To be done:
Find and return each line containing "fraction".

Records shown:
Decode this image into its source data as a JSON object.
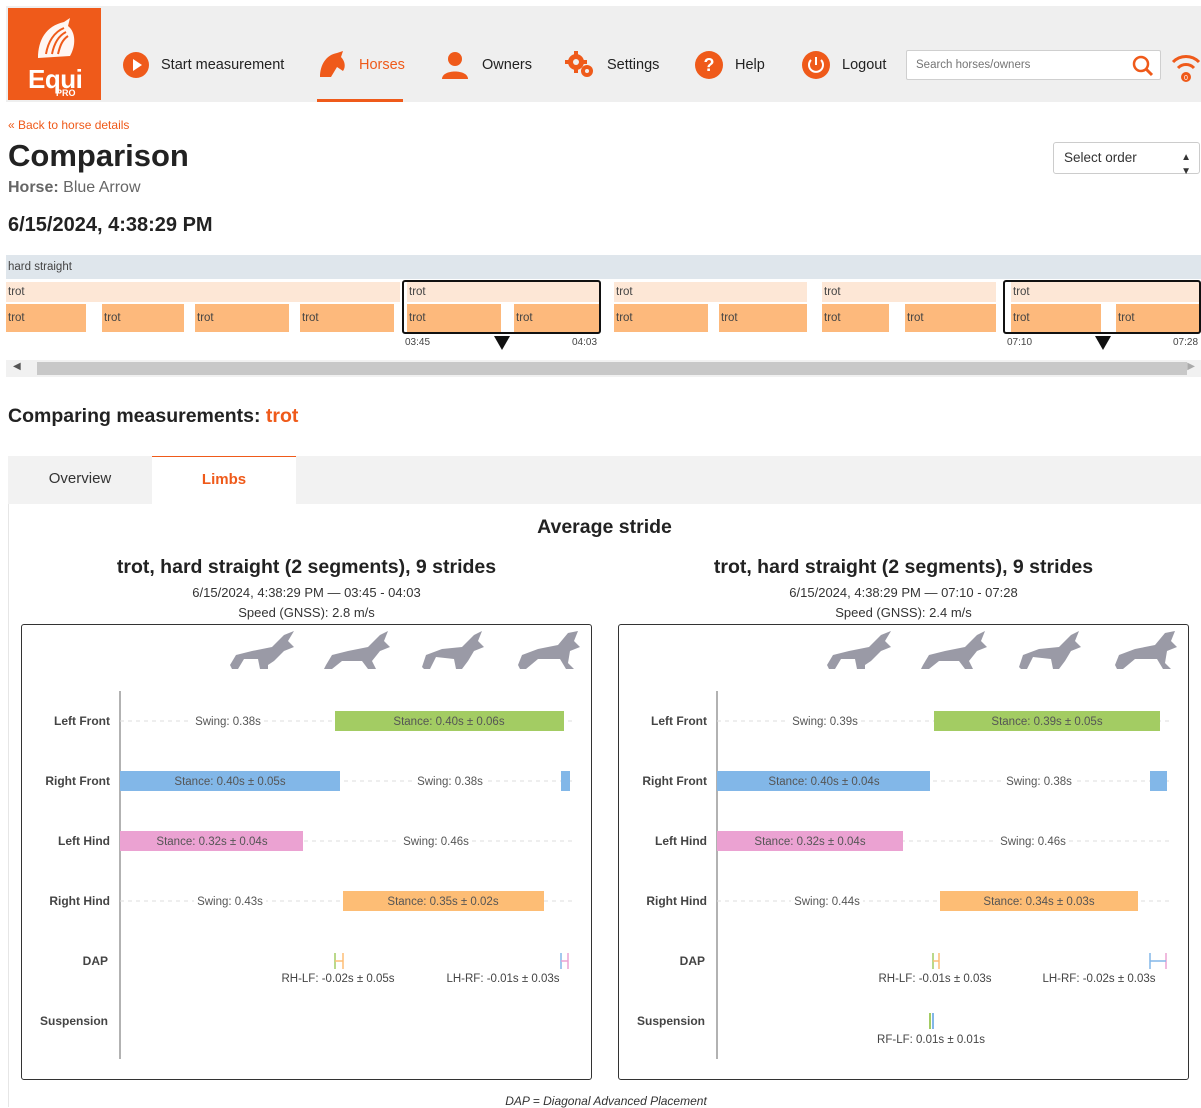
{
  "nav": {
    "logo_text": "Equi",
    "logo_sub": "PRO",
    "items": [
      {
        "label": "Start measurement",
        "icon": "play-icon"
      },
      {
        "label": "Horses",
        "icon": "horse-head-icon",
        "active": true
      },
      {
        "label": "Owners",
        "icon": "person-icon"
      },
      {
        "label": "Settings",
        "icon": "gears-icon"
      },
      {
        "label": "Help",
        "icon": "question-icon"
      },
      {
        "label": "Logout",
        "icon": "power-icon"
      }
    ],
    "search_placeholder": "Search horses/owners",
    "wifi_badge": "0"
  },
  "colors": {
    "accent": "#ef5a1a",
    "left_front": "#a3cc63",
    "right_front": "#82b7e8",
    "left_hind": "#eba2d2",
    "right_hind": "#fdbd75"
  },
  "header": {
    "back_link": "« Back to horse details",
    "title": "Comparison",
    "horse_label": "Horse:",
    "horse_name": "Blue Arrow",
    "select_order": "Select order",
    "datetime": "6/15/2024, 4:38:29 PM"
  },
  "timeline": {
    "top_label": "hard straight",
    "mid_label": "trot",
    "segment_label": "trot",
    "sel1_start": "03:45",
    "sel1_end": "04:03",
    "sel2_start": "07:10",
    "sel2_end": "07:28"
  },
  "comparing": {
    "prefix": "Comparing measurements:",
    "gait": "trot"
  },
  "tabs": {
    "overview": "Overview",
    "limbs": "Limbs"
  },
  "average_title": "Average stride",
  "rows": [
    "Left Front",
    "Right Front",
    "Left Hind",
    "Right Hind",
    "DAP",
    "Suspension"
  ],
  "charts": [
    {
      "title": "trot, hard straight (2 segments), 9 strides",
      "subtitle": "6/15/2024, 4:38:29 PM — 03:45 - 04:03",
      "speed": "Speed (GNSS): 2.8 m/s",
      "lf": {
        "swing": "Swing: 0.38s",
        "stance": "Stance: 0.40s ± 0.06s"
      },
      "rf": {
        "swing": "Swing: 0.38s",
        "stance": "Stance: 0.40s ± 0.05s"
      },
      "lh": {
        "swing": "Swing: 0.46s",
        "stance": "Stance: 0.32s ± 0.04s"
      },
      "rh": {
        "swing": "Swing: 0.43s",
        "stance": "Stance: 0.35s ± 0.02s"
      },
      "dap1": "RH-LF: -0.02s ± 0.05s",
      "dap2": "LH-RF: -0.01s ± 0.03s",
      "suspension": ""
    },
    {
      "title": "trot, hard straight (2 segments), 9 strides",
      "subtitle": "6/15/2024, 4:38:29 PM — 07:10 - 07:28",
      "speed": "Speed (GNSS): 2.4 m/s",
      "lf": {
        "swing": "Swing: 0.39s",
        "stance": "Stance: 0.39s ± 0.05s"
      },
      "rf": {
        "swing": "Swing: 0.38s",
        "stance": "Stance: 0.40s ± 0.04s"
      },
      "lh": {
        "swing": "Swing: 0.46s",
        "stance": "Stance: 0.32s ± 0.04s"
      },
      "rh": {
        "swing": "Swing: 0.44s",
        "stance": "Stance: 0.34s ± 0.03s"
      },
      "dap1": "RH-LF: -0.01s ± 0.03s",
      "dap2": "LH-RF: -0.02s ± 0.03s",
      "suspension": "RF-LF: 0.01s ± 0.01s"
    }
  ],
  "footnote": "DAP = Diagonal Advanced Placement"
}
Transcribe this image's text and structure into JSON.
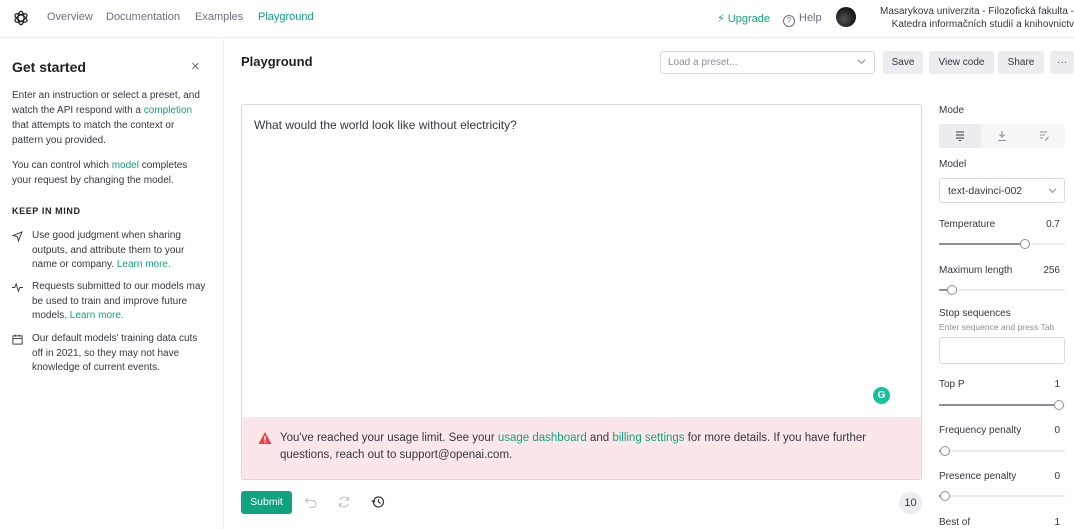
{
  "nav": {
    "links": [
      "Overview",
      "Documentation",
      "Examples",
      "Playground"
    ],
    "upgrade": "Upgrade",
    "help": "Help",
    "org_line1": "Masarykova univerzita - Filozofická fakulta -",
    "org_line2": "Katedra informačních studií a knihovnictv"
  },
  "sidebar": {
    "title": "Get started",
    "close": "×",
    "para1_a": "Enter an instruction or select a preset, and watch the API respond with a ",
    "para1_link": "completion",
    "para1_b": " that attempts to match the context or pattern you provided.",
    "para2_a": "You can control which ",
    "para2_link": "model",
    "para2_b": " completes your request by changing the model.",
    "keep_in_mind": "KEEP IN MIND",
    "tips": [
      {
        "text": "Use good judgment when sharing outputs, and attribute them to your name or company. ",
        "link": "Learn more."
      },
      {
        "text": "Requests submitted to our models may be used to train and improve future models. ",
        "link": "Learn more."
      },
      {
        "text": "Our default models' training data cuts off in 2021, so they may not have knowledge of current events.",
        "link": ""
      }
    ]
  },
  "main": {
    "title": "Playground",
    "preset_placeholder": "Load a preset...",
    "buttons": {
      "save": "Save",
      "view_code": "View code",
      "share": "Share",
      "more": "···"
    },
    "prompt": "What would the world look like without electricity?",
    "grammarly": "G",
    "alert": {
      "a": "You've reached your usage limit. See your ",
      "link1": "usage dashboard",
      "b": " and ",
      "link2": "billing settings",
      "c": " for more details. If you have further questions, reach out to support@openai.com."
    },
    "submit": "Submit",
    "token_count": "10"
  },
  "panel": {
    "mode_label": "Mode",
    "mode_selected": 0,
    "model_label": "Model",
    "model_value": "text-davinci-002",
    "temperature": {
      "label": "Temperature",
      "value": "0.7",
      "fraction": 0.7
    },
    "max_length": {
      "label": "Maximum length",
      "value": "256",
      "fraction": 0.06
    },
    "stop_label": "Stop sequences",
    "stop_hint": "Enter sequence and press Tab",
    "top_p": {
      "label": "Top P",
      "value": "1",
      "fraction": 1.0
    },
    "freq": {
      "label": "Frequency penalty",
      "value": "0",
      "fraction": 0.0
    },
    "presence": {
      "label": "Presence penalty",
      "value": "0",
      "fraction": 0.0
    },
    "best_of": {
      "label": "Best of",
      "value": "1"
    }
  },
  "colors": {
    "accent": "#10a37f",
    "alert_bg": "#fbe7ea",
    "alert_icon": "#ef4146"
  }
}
==
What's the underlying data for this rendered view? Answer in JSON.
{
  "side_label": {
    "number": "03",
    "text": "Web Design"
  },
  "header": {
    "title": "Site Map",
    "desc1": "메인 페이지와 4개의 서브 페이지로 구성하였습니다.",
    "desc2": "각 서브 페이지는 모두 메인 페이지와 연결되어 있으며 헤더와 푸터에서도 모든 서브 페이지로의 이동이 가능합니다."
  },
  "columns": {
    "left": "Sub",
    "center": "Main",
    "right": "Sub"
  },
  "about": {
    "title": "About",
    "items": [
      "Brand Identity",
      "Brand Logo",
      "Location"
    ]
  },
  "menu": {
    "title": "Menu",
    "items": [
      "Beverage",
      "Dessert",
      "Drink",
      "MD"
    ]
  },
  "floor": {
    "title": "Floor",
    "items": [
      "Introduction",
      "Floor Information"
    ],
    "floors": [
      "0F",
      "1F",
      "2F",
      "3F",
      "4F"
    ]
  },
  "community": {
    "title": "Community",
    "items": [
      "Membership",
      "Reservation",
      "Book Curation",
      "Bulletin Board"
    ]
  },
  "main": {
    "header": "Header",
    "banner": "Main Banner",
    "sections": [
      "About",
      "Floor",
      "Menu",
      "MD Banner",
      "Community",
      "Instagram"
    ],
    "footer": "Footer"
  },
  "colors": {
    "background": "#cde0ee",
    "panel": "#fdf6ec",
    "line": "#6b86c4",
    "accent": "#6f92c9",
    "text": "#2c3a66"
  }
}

Solution:
      "fraction": 0.7
      "fraction": 0.06
      "fraction": 1.0
      "fraction": 0.0
      "fraction": 0.0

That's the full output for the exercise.